■ DIRECTION ■
Locate the string "this" in the records below. Copy every line where it occurs.

■ ENTRIES PROVIDED ■
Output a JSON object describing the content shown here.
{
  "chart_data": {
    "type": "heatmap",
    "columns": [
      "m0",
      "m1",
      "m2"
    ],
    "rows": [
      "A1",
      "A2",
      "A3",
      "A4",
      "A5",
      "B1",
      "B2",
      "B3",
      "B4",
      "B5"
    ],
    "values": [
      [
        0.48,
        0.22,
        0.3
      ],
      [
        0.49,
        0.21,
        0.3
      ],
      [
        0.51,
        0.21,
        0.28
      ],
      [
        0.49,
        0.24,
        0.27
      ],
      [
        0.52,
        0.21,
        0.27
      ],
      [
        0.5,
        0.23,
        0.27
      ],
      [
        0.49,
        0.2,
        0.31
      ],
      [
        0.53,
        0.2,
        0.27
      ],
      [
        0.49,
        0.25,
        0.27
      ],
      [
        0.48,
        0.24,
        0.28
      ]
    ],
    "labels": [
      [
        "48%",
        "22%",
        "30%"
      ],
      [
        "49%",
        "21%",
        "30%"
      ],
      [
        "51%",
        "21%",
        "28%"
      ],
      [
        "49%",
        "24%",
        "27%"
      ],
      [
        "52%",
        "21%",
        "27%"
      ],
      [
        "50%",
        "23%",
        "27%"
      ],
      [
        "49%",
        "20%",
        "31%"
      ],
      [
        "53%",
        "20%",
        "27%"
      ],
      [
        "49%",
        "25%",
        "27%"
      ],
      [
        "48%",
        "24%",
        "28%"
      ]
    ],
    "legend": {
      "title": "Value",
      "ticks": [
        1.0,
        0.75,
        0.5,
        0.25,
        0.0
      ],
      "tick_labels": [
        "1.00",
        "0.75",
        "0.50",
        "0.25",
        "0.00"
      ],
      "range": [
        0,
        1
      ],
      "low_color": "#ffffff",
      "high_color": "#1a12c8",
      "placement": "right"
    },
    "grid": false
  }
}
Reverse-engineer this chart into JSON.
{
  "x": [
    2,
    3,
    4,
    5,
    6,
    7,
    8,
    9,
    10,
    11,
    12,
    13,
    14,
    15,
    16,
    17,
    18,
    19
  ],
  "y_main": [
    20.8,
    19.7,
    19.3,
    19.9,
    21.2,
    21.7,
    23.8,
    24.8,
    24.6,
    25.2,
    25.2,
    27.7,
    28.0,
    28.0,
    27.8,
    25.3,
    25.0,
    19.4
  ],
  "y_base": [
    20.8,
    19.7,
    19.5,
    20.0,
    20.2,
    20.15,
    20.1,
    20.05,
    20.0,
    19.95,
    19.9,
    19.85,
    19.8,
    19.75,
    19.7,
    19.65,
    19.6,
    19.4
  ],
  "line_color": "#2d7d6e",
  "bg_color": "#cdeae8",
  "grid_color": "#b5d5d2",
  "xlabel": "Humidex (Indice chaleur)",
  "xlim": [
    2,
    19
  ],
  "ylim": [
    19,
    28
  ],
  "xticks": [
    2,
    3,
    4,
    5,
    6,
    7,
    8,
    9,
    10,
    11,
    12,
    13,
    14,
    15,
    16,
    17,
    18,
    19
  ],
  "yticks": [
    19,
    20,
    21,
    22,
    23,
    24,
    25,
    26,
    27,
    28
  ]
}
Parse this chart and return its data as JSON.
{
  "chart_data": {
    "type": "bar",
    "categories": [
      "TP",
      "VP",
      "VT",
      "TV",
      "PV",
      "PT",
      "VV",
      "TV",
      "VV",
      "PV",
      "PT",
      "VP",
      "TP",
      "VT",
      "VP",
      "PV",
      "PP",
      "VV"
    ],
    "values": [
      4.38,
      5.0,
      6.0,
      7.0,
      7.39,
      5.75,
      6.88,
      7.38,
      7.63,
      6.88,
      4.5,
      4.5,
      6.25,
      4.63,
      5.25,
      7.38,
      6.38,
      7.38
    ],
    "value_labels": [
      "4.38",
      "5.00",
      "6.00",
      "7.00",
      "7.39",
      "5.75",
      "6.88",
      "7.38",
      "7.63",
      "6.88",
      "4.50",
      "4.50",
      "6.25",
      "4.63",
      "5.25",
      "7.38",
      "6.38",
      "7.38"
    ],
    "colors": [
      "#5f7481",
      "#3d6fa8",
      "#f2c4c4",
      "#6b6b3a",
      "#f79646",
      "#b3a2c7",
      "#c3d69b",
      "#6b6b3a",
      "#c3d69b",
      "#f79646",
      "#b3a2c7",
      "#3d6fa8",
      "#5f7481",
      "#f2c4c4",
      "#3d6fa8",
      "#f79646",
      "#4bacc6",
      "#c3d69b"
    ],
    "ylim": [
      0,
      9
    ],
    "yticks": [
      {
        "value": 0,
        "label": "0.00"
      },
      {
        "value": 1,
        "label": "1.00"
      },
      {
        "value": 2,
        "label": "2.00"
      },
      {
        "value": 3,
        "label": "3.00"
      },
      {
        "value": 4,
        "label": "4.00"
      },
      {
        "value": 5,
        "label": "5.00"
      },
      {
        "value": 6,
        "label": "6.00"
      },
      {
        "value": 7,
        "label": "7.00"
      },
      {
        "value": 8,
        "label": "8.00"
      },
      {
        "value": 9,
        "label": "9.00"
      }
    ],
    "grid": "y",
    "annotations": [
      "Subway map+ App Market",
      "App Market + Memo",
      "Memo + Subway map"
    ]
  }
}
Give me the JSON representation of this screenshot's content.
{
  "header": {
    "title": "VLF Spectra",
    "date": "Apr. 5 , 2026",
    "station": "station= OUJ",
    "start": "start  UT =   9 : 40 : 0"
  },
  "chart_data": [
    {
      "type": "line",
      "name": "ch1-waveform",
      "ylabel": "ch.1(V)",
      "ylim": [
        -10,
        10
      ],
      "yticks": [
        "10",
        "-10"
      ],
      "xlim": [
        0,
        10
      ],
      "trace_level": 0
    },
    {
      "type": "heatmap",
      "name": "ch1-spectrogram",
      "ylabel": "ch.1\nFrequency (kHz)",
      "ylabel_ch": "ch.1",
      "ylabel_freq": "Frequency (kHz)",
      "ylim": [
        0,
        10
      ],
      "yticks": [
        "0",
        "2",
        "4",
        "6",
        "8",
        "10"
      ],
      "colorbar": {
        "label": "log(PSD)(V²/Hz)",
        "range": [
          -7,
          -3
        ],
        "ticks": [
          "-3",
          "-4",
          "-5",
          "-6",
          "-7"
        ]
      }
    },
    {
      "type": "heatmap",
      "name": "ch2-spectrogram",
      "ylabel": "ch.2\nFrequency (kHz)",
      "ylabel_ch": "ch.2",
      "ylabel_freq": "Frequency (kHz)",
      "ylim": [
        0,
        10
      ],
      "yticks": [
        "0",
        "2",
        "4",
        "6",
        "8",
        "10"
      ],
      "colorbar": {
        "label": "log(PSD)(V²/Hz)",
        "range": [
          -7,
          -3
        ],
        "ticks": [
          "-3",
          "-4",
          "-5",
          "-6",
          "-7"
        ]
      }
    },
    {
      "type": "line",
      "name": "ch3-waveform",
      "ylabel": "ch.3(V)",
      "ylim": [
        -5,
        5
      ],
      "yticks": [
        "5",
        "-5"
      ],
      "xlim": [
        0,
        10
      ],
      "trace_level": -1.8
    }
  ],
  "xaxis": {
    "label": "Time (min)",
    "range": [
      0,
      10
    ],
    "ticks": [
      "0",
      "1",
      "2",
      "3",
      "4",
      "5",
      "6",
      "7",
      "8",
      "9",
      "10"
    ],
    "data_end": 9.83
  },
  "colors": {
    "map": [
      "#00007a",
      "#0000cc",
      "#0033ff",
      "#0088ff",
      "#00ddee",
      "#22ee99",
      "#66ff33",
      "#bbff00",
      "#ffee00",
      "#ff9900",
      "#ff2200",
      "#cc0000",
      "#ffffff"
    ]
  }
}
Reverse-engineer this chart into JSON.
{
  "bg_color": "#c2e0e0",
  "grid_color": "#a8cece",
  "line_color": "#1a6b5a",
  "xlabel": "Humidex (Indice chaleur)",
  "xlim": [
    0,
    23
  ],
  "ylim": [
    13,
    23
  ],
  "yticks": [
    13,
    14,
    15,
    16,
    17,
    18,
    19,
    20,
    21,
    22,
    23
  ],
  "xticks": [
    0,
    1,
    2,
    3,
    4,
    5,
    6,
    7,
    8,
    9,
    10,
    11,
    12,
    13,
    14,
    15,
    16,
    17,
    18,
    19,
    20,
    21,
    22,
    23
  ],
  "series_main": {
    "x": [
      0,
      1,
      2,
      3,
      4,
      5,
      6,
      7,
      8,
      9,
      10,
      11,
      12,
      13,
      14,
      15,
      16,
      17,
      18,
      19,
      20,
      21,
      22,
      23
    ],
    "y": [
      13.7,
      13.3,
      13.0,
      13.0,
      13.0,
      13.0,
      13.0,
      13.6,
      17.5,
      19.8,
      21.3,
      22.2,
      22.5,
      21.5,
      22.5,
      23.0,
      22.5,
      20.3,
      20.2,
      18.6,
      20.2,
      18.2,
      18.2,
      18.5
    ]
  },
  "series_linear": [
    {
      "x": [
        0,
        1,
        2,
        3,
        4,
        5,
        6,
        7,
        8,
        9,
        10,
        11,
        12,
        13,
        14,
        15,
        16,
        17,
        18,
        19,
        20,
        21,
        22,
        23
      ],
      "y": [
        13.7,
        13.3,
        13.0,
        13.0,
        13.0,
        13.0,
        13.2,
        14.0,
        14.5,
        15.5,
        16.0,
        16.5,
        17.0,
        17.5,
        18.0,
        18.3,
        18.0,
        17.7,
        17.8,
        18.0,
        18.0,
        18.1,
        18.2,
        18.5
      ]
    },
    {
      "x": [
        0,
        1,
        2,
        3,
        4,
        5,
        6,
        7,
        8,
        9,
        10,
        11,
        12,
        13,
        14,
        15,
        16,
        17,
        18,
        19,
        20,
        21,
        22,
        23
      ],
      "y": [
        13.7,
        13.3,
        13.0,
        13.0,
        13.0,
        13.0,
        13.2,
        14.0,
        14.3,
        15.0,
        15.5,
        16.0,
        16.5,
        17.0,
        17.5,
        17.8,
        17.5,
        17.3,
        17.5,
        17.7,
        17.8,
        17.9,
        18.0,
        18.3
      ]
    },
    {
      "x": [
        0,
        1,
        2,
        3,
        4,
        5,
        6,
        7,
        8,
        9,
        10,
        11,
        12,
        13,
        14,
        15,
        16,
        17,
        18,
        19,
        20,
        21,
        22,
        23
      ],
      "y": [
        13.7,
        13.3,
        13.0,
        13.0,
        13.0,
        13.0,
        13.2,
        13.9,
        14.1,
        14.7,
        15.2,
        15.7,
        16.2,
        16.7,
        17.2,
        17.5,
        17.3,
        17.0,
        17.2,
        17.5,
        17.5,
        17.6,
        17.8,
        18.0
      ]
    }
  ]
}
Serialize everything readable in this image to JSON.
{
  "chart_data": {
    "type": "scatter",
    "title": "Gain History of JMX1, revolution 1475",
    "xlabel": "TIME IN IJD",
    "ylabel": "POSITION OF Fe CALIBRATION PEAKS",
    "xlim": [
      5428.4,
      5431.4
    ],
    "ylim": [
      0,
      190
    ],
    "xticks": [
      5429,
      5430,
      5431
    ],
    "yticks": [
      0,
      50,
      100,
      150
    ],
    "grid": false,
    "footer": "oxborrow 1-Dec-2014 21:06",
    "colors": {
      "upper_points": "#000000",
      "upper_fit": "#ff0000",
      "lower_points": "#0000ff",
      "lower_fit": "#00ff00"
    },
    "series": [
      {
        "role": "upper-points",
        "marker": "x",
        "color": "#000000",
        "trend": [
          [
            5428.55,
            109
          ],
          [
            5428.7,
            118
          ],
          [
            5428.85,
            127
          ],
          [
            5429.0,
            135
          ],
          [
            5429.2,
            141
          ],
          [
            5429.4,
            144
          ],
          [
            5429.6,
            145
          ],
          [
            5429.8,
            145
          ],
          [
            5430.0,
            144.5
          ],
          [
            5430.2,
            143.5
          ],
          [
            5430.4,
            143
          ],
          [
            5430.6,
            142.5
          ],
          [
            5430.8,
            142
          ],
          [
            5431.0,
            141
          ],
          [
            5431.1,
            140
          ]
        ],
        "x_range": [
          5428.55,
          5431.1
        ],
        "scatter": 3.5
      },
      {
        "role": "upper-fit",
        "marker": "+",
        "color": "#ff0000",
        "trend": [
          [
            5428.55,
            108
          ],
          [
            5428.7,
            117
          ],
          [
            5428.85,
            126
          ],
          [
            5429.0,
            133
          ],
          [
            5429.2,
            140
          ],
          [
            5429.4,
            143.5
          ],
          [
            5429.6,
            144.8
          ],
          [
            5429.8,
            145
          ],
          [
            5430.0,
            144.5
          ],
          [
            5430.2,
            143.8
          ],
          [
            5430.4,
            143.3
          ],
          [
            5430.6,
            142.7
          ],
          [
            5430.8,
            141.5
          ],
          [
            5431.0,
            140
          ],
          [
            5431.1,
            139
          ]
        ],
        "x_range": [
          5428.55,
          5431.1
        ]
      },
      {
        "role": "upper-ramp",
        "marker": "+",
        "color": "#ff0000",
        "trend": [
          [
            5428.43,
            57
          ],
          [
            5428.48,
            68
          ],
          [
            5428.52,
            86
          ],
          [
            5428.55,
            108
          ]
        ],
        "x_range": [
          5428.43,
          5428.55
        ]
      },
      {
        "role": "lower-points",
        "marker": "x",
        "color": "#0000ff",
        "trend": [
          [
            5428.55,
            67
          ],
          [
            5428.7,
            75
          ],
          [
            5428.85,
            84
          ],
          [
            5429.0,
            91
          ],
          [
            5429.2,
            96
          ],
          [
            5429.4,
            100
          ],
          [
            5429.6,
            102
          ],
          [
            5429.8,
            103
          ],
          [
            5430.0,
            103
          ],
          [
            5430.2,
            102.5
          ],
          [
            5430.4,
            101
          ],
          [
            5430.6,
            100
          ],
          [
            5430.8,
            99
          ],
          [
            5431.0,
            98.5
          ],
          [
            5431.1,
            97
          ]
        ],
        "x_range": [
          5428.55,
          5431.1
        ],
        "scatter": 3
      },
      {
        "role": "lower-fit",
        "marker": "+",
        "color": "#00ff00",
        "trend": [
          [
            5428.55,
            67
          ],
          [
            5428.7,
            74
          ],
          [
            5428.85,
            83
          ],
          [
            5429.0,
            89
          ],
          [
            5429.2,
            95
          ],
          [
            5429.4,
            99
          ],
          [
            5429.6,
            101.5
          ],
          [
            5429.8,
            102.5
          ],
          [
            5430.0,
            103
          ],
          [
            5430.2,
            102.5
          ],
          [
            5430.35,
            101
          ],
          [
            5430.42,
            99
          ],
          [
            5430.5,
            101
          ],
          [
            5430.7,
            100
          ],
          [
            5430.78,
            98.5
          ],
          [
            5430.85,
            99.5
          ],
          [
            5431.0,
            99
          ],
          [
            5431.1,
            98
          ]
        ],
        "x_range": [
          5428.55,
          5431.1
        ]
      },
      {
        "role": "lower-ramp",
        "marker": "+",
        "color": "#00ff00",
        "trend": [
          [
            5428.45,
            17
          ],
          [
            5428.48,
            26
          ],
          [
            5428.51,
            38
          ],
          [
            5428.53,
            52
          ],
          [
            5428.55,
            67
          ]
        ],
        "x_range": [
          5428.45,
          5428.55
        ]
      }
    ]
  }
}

■ COMPLETE ANSWER ■
Reverse-engineer this chart into JSON.
Parse this chart and return its data as JSON.
Give me the JSON representation of this screenshot's content.
Reverse-engineer this chart into JSON.
Serialize everything readable in this image to JSON.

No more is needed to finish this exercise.